▸ What is expected:
Lines that contain "houses" are to be counted; give only their number.

[BEGIN Raw data]

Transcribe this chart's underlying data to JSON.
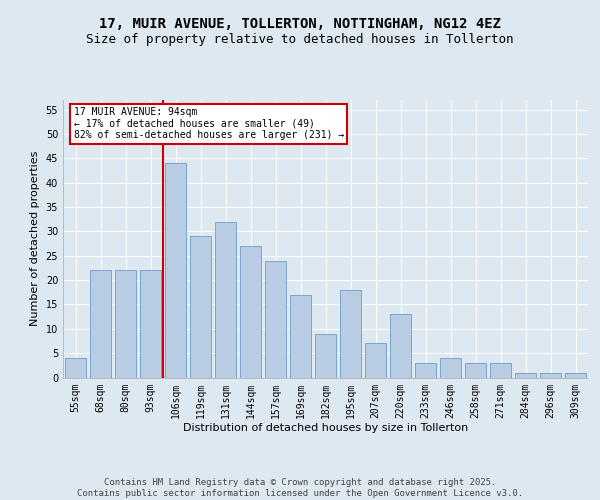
{
  "title": "17, MUIR AVENUE, TOLLERTON, NOTTINGHAM, NG12 4EZ",
  "subtitle": "Size of property relative to detached houses in Tollerton",
  "xlabel": "Distribution of detached houses by size in Tollerton",
  "ylabel": "Number of detached properties",
  "categories": [
    "55sqm",
    "68sqm",
    "80sqm",
    "93sqm",
    "106sqm",
    "119sqm",
    "131sqm",
    "144sqm",
    "157sqm",
    "169sqm",
    "182sqm",
    "195sqm",
    "207sqm",
    "220sqm",
    "233sqm",
    "246sqm",
    "258sqm",
    "271sqm",
    "284sqm",
    "296sqm",
    "309sqm"
  ],
  "values": [
    4,
    22,
    22,
    22,
    44,
    29,
    32,
    27,
    24,
    17,
    9,
    18,
    7,
    13,
    3,
    4,
    3,
    3,
    1,
    1,
    1
  ],
  "bar_color": "#b8cce4",
  "bar_edgecolor": "#5b8fc9",
  "highlight_index": 4,
  "red_line_color": "#cc0000",
  "annotation_text": "17 MUIR AVENUE: 94sqm\n← 17% of detached houses are smaller (49)\n82% of semi-detached houses are larger (231) →",
  "annotation_box_color": "#ffffff",
  "annotation_box_edgecolor": "#cc0000",
  "ylim": [
    0,
    57
  ],
  "yticks": [
    0,
    5,
    10,
    15,
    20,
    25,
    30,
    35,
    40,
    45,
    50,
    55
  ],
  "background_color": "#dde8f0",
  "plot_background": "#dde8f0",
  "footer": "Contains HM Land Registry data © Crown copyright and database right 2025.\nContains public sector information licensed under the Open Government Licence v3.0.",
  "title_fontsize": 10,
  "subtitle_fontsize": 9,
  "axis_fontsize": 8,
  "tick_fontsize": 7,
  "footer_fontsize": 6.5
}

[END Raw data]

▸ Problem solution:
3